#### Excerpted data
◇ ◇ ◇ ◇ ◇

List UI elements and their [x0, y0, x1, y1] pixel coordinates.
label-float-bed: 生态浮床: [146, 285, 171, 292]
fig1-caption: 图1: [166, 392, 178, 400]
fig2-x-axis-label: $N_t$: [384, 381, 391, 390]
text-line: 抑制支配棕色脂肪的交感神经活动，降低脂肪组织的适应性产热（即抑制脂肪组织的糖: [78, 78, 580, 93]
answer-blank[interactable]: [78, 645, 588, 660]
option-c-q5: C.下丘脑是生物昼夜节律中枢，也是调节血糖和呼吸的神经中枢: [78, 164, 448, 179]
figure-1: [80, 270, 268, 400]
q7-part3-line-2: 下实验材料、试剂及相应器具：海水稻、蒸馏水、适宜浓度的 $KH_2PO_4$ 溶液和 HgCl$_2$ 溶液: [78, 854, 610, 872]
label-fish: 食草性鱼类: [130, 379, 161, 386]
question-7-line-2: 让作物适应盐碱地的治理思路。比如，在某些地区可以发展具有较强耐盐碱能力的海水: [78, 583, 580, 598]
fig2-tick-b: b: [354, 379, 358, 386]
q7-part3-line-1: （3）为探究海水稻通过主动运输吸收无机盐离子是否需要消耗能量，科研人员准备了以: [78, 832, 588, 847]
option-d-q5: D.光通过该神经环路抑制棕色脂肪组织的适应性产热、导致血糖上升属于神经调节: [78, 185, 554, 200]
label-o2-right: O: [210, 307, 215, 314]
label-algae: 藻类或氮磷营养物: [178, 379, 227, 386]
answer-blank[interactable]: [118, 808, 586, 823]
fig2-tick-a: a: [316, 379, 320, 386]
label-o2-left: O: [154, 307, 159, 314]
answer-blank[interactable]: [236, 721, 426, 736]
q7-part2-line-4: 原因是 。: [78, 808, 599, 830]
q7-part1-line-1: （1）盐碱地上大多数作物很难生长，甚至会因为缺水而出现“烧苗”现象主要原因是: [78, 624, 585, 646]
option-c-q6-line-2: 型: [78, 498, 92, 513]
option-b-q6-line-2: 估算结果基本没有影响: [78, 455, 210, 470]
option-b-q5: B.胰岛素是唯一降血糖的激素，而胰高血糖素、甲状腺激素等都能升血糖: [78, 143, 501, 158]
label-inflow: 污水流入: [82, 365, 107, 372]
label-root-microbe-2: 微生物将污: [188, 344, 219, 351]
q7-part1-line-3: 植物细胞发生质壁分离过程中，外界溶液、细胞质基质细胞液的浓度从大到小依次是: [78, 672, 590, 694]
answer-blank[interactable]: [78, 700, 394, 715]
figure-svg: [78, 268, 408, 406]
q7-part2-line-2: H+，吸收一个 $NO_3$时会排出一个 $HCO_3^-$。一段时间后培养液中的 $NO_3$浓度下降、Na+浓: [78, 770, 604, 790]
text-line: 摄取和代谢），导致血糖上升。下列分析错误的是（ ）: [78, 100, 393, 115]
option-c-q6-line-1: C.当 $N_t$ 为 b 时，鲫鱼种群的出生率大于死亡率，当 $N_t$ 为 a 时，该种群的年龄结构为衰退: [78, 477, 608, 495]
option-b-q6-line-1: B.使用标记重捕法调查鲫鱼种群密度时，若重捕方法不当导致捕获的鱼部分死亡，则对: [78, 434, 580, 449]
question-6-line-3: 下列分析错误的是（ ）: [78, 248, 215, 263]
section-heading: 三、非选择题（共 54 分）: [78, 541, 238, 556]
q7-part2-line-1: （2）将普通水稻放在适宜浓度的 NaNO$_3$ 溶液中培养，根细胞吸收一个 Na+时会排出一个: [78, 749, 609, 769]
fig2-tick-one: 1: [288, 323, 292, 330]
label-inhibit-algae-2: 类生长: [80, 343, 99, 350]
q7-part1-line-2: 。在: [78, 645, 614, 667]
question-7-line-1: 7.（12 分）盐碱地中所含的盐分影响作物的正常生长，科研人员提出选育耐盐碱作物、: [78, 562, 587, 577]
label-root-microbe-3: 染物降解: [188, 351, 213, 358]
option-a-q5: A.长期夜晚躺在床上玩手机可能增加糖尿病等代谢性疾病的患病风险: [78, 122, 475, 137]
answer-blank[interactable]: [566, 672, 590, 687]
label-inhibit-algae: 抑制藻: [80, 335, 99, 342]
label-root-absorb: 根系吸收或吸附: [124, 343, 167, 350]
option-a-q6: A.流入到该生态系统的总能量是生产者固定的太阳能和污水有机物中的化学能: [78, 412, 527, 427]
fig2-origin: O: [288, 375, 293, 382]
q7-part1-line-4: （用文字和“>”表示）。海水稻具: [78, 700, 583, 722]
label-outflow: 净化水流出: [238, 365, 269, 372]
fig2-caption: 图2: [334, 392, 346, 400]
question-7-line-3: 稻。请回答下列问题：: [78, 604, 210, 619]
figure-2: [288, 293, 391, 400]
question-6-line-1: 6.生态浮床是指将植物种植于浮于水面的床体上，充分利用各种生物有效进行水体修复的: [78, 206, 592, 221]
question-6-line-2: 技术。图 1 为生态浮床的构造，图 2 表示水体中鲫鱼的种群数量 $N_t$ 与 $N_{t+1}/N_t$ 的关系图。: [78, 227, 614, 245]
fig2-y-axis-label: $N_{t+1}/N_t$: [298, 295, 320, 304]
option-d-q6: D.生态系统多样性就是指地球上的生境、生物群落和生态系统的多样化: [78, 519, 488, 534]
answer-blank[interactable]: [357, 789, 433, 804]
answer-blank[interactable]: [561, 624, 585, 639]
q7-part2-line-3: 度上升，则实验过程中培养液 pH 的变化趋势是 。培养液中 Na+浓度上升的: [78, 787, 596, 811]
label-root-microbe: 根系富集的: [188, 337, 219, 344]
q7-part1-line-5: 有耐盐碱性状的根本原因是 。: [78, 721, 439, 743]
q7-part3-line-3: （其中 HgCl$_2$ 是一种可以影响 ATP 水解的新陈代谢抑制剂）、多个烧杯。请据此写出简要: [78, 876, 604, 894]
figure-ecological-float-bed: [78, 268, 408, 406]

◇ ◇ ◇ ◇ ◇

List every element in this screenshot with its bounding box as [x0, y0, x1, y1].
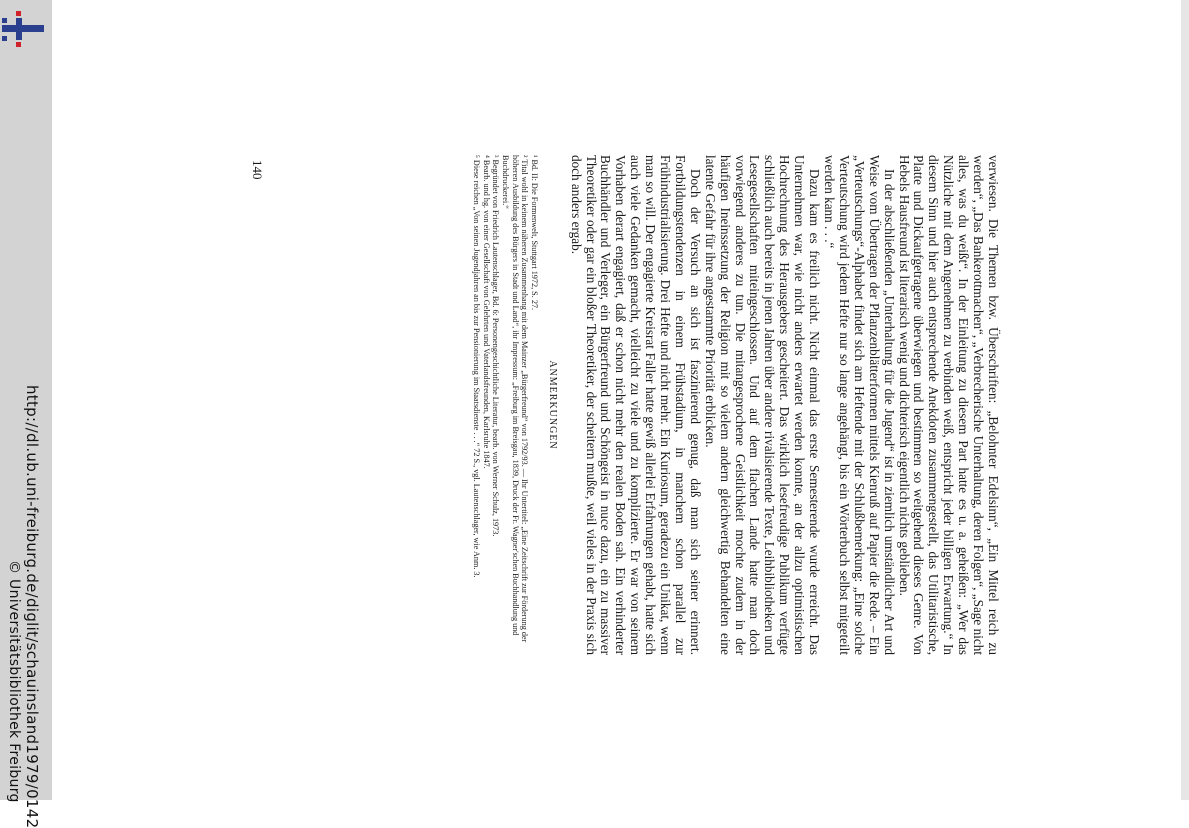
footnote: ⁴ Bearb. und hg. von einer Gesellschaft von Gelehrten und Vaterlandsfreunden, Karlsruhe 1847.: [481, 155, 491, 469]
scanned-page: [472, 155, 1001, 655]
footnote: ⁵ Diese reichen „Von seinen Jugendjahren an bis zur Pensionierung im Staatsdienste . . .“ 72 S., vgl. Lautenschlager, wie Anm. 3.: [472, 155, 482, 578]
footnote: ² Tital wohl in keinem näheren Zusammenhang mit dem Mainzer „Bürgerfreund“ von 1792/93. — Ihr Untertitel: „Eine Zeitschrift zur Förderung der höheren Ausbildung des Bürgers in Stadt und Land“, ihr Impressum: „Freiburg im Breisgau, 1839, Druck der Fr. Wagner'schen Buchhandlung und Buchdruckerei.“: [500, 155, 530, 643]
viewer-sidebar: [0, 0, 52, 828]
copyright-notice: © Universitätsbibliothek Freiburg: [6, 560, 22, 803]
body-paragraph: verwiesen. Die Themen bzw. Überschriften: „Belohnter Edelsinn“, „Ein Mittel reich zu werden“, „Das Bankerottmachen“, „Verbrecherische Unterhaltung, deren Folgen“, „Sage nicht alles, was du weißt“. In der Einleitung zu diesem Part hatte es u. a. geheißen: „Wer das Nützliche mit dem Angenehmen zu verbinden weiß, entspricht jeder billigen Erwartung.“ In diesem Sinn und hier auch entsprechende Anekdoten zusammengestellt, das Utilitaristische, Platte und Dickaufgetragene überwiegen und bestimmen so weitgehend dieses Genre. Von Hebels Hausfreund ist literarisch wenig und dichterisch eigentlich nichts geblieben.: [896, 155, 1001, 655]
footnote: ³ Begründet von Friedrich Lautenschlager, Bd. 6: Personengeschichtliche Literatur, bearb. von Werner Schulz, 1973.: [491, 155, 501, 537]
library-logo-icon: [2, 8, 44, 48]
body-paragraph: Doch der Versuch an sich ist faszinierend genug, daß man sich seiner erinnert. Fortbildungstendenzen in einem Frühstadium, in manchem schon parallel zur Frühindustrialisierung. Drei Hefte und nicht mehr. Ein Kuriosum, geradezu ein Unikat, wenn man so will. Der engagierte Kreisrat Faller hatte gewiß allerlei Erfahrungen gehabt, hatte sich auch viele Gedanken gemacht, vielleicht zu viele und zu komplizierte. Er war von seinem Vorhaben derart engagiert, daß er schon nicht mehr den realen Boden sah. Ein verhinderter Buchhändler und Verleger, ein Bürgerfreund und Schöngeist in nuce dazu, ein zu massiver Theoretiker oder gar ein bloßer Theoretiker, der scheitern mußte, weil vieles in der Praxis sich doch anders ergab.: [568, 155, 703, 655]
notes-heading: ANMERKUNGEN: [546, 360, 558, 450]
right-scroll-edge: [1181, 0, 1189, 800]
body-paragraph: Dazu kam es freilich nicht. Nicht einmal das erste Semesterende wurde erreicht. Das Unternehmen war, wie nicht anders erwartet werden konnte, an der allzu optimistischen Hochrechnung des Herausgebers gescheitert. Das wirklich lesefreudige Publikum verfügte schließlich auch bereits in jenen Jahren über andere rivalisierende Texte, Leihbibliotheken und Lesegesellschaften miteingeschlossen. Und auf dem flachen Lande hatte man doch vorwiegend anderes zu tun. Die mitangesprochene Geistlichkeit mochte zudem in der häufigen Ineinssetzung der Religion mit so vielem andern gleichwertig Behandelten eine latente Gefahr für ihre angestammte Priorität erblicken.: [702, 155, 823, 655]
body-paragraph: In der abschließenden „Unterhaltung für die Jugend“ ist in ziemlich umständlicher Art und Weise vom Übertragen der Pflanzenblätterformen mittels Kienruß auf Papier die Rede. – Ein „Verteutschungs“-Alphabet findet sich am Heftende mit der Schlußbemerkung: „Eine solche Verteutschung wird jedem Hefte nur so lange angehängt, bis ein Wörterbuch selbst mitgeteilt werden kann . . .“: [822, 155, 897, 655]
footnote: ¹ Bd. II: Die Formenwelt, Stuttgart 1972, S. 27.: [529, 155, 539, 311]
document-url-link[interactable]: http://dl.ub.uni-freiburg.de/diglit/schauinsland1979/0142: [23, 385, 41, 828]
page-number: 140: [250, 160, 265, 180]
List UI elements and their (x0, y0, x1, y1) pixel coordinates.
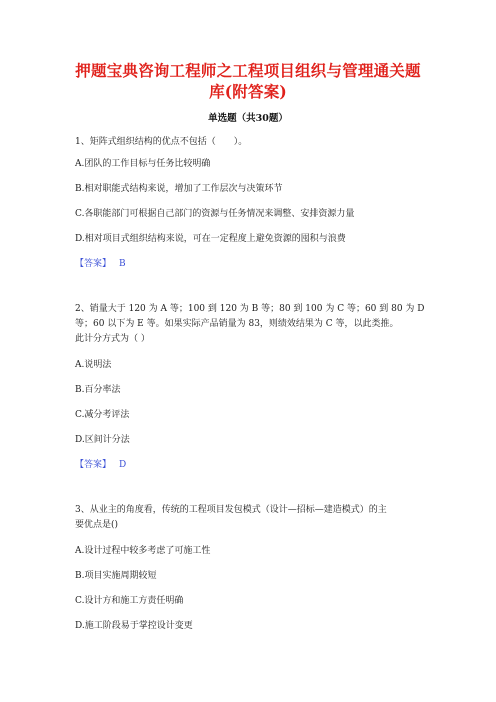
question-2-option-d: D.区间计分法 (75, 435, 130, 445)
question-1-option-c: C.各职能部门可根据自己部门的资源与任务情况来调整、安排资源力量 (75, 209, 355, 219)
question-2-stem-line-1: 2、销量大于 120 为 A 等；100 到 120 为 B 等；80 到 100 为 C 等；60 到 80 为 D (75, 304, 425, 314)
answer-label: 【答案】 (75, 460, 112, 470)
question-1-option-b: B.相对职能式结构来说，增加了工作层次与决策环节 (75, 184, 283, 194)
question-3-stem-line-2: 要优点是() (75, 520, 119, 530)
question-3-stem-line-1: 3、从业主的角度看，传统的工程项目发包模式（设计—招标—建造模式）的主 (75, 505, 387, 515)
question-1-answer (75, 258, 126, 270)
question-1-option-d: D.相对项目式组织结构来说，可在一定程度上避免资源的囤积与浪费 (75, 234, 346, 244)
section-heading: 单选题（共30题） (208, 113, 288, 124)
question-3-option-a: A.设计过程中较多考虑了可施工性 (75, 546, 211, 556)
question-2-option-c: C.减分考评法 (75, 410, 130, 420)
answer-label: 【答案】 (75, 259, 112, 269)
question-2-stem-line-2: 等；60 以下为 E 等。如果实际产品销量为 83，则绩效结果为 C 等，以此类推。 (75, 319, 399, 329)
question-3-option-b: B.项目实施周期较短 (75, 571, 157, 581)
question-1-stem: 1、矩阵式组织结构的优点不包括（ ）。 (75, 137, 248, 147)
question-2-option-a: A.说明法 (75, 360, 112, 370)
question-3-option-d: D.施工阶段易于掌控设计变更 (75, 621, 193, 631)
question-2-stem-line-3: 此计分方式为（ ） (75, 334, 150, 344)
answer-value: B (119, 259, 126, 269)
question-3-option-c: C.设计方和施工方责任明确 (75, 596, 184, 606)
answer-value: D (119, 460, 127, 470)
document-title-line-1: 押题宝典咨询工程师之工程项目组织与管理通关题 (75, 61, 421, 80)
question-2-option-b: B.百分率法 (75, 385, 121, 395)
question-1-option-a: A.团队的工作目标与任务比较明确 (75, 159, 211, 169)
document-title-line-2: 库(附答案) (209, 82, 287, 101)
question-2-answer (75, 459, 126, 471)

◇ ◇ ◇ ◇ ◇

#### Stated task
Reproduce the data verbatim from the line containing "List UI elements and their [x0, y0, x1, y1]" through the line containing "fig2-x-axis-label: $N_t$: [384, 381, 391, 390]", including both of those lines and nothing else.

#### Exercise solution
List UI elements and their [x0, y0, x1, y1] pixel coordinates.
label-float-bed: 生态浮床: [146, 285, 171, 292]
fig1-caption: 图1: [166, 392, 178, 400]
fig2-x-axis-label: $N_t$: [384, 381, 391, 390]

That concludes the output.